■ Prompt: Pictures aside, repeat every entry exactly.

■ Stored rows:
===

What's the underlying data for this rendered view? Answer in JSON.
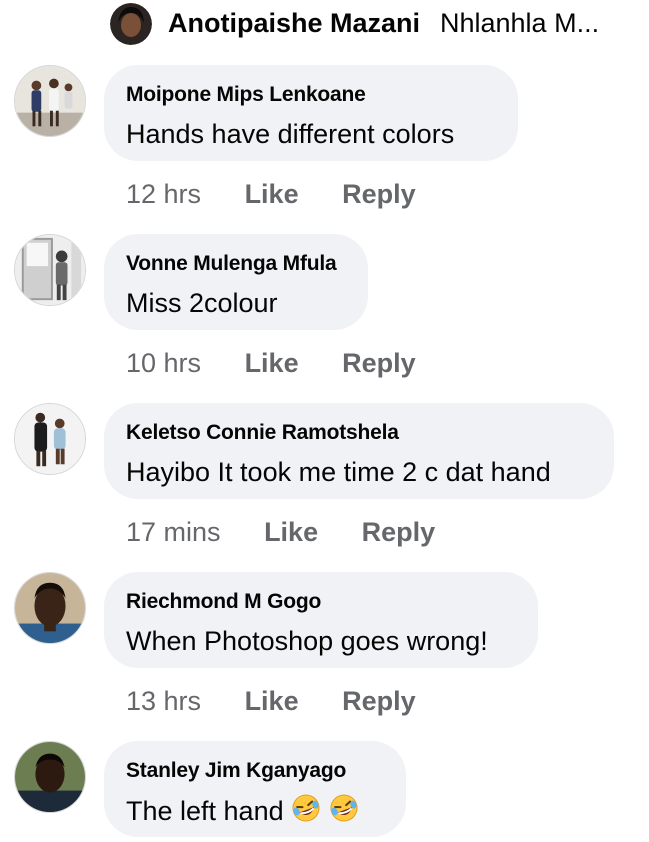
{
  "header": {
    "name": "Anotipaishe Mazani",
    "subtitle": "Nhlanhla M..."
  },
  "comments": [
    {
      "author": "Moipone Mips Lenkoane",
      "text": "Hands have different  colors",
      "time": "12 hrs",
      "like": "Like",
      "reply": "Reply"
    },
    {
      "author": "Vonne Mulenga Mfula",
      "text": "Miss 2colour",
      "time": "10 hrs",
      "like": "Like",
      "reply": "Reply"
    },
    {
      "author": "Keletso Connie Ramotshela",
      "text": "Hayibo It took me time 2 c dat hand",
      "time": "17 mins",
      "like": "Like",
      "reply": "Reply"
    },
    {
      "author": "Riechmond M Gogo",
      "text": "When Photoshop goes wrong!",
      "time": "13 hrs",
      "like": "Like",
      "reply": "Reply"
    },
    {
      "author": "Stanley Jim Kganyago",
      "text": "The left hand",
      "time": "",
      "like": "",
      "reply": "",
      "emojis": [
        "rolling-on-floor-laughing-emoji",
        "rolling-on-floor-laughing-emoji"
      ]
    }
  ]
}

===

■ Solution to the exercise:
What's the underlying data for this rendered view? Answer in JSON.
{
  "header": {
    "name": "Anotipaishe Mazani",
    "subtitle": "Nhlanhla M..."
  },
  "comments": [
    {
      "author": "Moipone Mips Lenkoane",
      "text": "Hands have different  colors",
      "time": "12 hrs",
      "like": "Like",
      "reply": "Reply"
    },
    {
      "author": "Vonne Mulenga Mfula",
      "text": "Miss 2colour",
      "time": "10 hrs",
      "like": "Like",
      "reply": "Reply"
    },
    {
      "author": "Keletso Connie Ramotshela",
      "text": "Hayibo It took me time 2 c dat hand",
      "time": "17 mins",
      "like": "Like",
      "reply": "Reply"
    },
    {
      "author": "Riechmond M Gogo",
      "text": "When Photoshop goes wrong!",
      "time": "13 hrs",
      "like": "Like",
      "reply": "Reply"
    },
    {
      "author": "Stanley Jim Kganyago",
      "text": "The left hand",
      "time": "",
      "like": "",
      "reply": "",
      "emojis": [
        "rolling-on-floor-laughing-emoji",
        "rolling-on-floor-laughing-emoji"
      ]
    }
  ]
}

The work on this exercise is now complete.